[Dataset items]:
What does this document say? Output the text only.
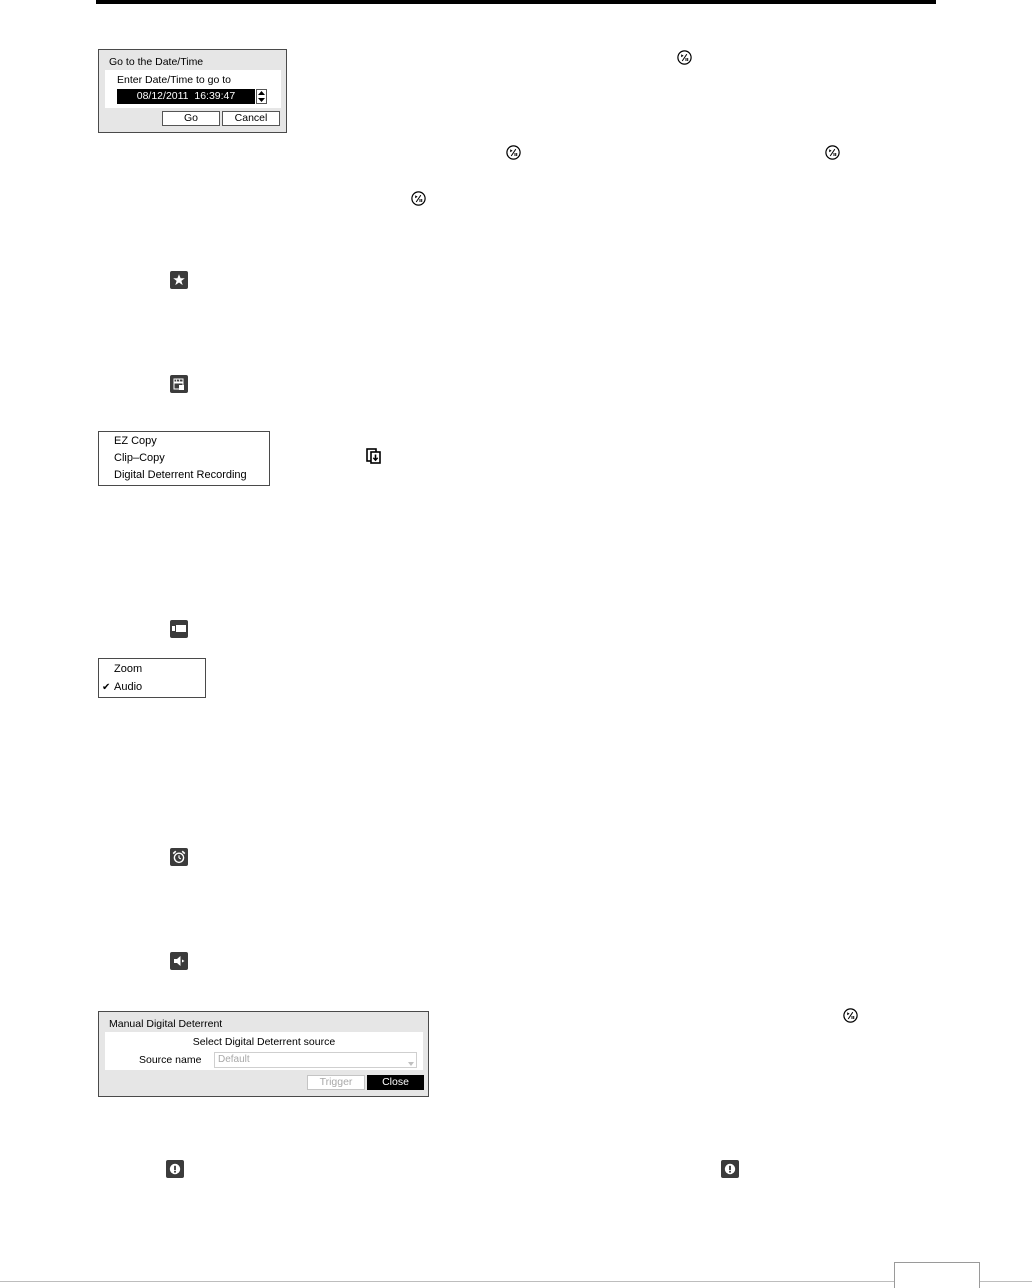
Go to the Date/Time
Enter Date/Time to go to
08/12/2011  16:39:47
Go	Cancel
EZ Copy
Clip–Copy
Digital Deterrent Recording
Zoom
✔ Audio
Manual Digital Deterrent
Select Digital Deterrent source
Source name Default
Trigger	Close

[Aim]:
In the copy, include all records verbatim but no images.

[Task result]:
What does this document say? Output the text only.
Go to the Date/Time
Enter Date/Time to go to
08/12/2011  16:39:47
Go	Cancel
EZ Copy
Clip–Copy
Digital Deterrent Recording
Zoom
✔ Audio
Manual Digital Deterrent
Select Digital Deterrent source
Source name Default
Trigger	Close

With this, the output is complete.